TASK GOAL: Write out the material exactly, with the pictures left out.
········
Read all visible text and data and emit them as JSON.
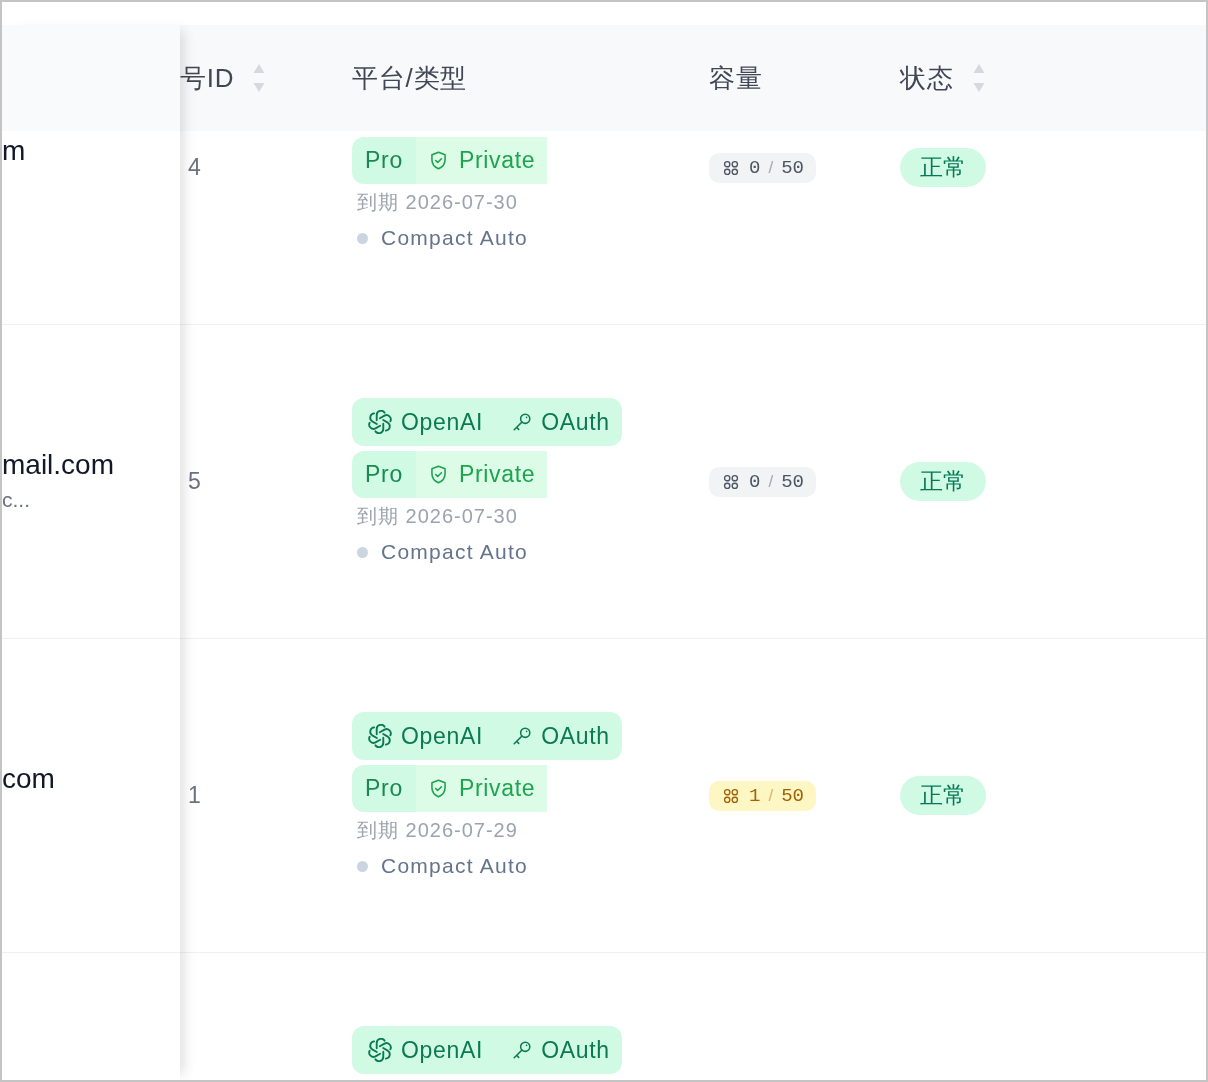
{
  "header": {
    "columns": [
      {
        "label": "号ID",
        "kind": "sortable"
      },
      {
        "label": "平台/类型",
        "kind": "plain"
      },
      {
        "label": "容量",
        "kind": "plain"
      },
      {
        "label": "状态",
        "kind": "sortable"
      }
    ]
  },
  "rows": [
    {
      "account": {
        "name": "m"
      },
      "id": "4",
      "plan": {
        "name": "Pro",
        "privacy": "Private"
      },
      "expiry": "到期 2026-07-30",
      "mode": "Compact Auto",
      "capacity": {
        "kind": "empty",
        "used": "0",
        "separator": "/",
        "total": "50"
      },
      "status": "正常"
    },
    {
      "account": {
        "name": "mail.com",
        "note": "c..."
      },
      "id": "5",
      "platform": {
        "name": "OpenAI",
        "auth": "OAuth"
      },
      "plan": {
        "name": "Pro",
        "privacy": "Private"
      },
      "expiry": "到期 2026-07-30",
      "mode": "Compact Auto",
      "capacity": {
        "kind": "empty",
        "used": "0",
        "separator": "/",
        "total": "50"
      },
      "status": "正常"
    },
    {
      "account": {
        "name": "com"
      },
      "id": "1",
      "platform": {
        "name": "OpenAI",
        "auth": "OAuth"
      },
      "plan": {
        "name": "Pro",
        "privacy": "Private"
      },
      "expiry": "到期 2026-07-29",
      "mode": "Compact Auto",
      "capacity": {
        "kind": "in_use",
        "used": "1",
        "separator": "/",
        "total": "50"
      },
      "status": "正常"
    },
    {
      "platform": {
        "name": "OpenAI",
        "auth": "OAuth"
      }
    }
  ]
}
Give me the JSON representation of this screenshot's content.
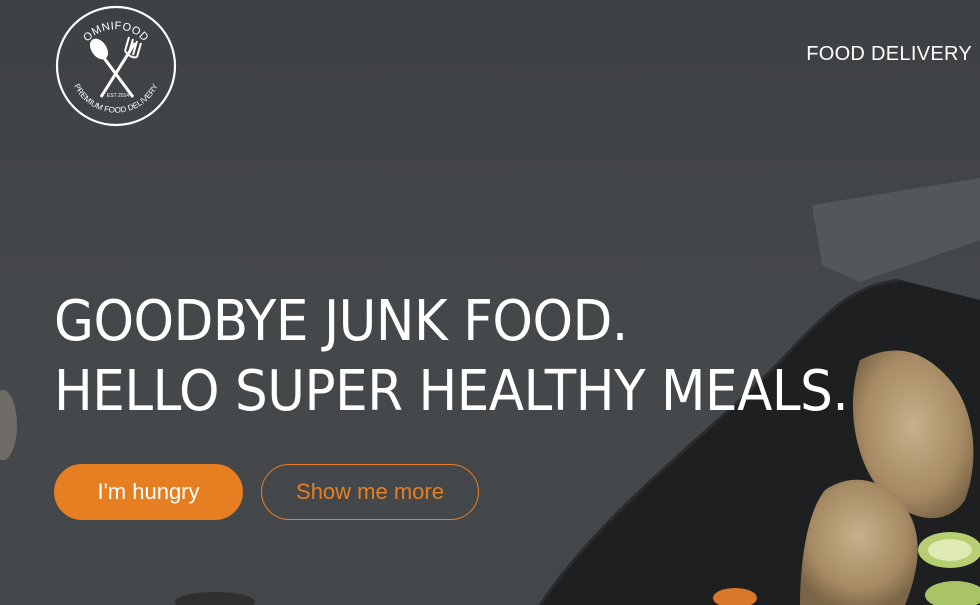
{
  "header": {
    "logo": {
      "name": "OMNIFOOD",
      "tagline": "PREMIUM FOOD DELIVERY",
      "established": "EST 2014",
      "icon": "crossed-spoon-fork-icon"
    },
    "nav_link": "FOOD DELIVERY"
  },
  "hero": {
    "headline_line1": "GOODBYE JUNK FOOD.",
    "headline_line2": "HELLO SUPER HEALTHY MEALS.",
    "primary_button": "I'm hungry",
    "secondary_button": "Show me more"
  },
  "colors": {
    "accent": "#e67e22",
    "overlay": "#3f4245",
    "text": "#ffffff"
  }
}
········
RESULT OF THE TASK:
Read all visible text and data and emit them as JSON.
{
  "header": {
    "columns": [
      {
        "label": "号ID",
        "kind": "sortable"
      },
      {
        "label": "平台/类型",
        "kind": "plain"
      },
      {
        "label": "容量",
        "kind": "plain"
      },
      {
        "label": "状态",
        "kind": "sortable"
      }
    ]
  },
  "rows": [
    {
      "account": {
        "name": "m"
      },
      "id": "4",
      "plan": {
        "name": "Pro",
        "privacy": "Private"
      },
      "expiry": "到期 2026-07-30",
      "mode": "Compact Auto",
      "capacity": {
        "kind": "empty",
        "used": "0",
        "separator": "/",
        "total": "50"
      },
      "status": "正常"
    },
    {
      "account": {
        "name": "mail.com",
        "note": "c..."
      },
      "id": "5",
      "platform": {
        "name": "OpenAI",
        "auth": "OAuth"
      },
      "plan": {
        "name": "Pro",
        "privacy": "Private"
      },
      "expiry": "到期 2026-07-30",
      "mode": "Compact Auto",
      "capacity": {
        "kind": "empty",
        "used": "0",
        "separator": "/",
        "total": "50"
      },
      "status": "正常"
    },
    {
      "account": {
        "name": "com"
      },
      "id": "1",
      "platform": {
        "name": "OpenAI",
        "auth": "OAuth"
      },
      "plan": {
        "name": "Pro",
        "privacy": "Private"
      },
      "expiry": "到期 2026-07-29",
      "mode": "Compact Auto",
      "capacity": {
        "kind": "in_use",
        "used": "1",
        "separator": "/",
        "total": "50"
      },
      "status": "正常"
    },
    {
      "platform": {
        "name": "OpenAI",
        "auth": "OAuth"
      }
    }
  ]
}
Give me the JSON representation of this screenshot's content.
{
  "header": {
    "logo": {
      "name": "OMNIFOOD",
      "tagline": "PREMIUM FOOD DELIVERY",
      "established": "EST 2014",
      "icon": "crossed-spoon-fork-icon"
    },
    "nav_link": "FOOD DELIVERY"
  },
  "hero": {
    "headline_line1": "GOODBYE JUNK FOOD.",
    "headline_line2": "HELLO SUPER HEALTHY MEALS.",
    "primary_button": "I'm hungry",
    "secondary_button": "Show me more"
  },
  "colors": {
    "accent": "#e67e22",
    "overlay": "#3f4245",
    "text": "#ffffff"
  }
}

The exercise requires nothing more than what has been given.